__GOAL__: Return each line that holds the word "ΔACB".

* start PROVIDED ENTRIES *

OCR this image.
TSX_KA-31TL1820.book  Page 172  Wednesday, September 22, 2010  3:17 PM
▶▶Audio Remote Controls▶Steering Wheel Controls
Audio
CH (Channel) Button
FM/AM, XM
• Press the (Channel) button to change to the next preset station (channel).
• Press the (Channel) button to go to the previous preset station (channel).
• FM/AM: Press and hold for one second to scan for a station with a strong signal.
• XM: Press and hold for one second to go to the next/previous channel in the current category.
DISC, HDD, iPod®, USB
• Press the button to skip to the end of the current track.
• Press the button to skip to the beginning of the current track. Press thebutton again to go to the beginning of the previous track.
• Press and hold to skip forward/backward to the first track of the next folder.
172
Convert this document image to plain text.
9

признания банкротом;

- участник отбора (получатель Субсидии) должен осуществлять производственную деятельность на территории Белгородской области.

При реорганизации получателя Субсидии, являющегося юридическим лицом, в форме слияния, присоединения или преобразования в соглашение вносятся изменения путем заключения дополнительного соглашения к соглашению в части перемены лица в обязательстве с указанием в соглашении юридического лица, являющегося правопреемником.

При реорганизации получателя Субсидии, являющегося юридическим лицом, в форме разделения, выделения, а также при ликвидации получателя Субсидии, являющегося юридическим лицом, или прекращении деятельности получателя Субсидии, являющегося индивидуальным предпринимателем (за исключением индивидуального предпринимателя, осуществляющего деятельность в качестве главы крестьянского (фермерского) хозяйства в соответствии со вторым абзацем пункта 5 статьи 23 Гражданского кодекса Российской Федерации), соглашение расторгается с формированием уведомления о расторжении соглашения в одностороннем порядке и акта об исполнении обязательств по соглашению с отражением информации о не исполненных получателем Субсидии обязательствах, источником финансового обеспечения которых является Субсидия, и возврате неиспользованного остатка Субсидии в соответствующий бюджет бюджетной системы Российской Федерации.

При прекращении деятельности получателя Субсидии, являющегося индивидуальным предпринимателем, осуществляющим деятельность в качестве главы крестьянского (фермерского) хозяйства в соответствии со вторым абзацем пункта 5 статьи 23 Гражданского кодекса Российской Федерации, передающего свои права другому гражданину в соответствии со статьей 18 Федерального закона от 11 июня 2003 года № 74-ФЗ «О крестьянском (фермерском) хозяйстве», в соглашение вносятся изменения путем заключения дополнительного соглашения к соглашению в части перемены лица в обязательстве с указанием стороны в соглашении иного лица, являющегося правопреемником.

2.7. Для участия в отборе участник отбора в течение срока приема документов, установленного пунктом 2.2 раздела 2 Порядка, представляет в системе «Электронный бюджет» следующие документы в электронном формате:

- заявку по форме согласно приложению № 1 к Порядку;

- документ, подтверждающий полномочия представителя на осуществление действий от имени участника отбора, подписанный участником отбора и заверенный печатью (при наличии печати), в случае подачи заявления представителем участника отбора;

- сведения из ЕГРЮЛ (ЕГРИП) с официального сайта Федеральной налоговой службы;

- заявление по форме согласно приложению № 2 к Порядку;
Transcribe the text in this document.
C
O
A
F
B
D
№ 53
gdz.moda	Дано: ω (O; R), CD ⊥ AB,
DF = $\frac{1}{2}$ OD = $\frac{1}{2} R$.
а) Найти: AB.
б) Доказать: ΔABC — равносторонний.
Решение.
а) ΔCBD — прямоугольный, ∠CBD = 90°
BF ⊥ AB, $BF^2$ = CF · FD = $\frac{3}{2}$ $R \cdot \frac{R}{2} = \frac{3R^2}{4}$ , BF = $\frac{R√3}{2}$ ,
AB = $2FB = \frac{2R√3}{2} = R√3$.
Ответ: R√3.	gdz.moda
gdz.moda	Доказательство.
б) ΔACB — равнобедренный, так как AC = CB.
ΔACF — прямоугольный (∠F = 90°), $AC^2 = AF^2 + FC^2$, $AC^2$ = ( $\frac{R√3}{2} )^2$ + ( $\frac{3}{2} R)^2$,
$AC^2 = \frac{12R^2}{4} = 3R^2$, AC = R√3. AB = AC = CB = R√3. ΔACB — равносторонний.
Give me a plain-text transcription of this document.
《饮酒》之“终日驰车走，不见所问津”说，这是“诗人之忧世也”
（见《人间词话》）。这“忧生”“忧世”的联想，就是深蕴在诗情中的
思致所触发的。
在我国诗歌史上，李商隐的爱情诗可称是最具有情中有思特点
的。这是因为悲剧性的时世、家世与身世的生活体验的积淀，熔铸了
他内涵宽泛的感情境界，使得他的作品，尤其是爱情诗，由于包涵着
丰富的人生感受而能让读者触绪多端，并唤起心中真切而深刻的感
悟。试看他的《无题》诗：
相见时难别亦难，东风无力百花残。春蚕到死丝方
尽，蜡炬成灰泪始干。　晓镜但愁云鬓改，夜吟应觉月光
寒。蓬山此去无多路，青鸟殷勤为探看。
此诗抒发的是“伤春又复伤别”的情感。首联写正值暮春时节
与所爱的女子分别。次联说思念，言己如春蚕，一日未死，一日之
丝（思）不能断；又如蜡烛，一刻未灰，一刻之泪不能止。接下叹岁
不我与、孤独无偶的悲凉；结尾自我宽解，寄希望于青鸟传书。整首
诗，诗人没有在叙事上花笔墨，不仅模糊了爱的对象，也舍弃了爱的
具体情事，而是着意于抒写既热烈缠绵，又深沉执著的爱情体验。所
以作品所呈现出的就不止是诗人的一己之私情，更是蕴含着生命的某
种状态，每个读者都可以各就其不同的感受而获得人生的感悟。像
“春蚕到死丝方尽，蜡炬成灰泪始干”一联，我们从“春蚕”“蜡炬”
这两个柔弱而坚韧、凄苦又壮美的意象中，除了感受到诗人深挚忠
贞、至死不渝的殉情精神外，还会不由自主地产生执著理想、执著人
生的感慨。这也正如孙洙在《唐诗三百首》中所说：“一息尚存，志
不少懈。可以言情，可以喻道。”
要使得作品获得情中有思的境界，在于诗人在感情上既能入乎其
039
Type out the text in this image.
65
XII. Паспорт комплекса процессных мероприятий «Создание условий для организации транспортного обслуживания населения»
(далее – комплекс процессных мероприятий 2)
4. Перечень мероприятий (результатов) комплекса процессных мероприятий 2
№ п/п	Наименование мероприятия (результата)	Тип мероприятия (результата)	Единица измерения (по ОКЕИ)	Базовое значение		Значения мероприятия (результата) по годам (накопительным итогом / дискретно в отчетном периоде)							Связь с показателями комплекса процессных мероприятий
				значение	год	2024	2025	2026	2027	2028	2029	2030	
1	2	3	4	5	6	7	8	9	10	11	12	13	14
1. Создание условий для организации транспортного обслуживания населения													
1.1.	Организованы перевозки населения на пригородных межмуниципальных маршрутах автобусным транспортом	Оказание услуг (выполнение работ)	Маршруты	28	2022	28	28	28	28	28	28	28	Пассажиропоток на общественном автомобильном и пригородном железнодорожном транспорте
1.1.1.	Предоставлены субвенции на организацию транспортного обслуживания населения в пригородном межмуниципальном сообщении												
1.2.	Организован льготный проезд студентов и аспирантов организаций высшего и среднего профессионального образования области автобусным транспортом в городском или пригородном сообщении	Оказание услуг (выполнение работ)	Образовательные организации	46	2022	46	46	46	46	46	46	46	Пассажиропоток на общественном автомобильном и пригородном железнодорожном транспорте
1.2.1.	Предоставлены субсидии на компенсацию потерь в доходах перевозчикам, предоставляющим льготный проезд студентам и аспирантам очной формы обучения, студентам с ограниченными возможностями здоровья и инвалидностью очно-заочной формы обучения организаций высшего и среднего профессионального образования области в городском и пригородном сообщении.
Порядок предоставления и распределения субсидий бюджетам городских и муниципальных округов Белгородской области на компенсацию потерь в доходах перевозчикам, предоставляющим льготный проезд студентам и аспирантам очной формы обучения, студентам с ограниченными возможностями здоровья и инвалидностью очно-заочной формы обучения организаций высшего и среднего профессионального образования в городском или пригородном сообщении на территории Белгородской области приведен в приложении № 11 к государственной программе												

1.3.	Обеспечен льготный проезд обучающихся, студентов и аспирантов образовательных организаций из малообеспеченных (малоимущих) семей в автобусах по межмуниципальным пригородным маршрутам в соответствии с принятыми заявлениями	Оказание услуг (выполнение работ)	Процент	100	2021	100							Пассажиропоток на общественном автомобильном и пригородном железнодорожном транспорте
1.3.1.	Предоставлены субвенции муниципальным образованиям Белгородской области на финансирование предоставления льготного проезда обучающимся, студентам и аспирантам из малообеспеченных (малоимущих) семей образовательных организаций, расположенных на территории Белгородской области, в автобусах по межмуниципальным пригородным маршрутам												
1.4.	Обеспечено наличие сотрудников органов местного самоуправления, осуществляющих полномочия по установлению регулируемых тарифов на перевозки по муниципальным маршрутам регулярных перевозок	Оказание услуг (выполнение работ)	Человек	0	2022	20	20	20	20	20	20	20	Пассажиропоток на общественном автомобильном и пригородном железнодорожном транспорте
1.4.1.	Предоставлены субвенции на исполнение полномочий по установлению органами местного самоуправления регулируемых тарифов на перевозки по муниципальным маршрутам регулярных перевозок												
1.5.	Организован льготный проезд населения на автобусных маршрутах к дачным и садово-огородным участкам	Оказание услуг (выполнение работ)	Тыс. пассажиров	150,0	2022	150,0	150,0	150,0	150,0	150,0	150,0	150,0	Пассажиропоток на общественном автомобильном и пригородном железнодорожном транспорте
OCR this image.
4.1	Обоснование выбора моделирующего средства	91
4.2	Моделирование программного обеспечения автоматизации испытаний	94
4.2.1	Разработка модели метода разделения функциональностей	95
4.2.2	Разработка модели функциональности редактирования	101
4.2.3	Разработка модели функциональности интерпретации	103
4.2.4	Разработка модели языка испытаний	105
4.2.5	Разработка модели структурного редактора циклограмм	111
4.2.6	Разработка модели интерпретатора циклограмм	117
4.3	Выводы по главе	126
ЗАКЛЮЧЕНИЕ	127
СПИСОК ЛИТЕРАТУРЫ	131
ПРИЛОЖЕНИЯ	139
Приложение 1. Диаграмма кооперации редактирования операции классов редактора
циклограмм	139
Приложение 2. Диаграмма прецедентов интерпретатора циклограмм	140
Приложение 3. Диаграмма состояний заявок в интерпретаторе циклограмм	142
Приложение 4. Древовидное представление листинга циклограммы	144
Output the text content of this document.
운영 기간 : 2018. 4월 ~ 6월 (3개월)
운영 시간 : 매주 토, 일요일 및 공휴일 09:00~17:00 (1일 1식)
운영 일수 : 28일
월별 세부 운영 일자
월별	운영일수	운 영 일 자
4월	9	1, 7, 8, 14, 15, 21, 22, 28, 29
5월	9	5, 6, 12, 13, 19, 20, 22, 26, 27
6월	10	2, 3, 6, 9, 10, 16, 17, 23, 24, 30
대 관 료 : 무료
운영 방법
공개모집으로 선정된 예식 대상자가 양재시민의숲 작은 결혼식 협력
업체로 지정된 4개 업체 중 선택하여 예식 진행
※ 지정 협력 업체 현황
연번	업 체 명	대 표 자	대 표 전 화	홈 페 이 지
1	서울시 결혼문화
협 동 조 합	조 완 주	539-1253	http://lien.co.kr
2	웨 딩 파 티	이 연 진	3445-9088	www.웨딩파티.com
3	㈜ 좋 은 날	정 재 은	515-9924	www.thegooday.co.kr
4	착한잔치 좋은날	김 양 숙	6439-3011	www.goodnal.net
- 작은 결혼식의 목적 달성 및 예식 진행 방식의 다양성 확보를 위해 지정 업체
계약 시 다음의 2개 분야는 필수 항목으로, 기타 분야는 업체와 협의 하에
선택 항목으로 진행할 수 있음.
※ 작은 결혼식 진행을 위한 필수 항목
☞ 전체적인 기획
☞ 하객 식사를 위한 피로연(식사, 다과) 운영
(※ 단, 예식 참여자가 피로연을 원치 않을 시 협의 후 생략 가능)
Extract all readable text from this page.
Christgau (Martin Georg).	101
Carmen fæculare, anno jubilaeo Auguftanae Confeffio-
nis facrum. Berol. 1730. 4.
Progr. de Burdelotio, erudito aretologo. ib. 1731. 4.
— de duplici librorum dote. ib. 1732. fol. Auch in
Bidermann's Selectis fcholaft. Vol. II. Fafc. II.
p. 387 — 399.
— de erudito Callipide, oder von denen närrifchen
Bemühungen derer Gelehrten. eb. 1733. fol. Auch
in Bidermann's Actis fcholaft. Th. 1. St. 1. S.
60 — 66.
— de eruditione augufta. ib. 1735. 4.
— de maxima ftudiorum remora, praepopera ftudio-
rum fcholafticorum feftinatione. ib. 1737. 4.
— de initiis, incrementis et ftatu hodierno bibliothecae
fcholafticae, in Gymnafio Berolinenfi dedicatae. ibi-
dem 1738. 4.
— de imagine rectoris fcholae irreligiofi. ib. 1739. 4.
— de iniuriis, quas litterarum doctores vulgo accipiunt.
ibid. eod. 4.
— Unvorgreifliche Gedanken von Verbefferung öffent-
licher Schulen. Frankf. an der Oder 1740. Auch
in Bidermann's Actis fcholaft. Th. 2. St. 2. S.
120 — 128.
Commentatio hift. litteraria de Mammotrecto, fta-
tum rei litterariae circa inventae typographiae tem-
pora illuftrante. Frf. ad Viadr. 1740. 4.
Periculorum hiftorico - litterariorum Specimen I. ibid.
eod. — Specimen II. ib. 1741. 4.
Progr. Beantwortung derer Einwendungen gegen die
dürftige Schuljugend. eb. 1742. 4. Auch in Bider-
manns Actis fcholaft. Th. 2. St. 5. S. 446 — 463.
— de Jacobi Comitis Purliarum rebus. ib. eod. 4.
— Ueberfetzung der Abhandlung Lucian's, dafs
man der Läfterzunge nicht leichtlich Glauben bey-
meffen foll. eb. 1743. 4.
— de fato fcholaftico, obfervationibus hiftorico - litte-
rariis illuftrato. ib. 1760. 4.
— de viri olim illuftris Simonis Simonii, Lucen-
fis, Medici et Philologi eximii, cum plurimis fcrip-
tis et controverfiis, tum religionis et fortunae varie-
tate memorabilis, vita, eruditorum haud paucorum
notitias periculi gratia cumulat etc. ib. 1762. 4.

* end PROVIDED ENTRIES *

__SOLVED EXERCISE__:
б) ΔACB — равнобедренный, так как AC = CB.
$AC^2 = \frac{12R^2}{4} = 3R^2$, AC = R√3. AB = AC = CB = R√3. ΔACB — равносторонний.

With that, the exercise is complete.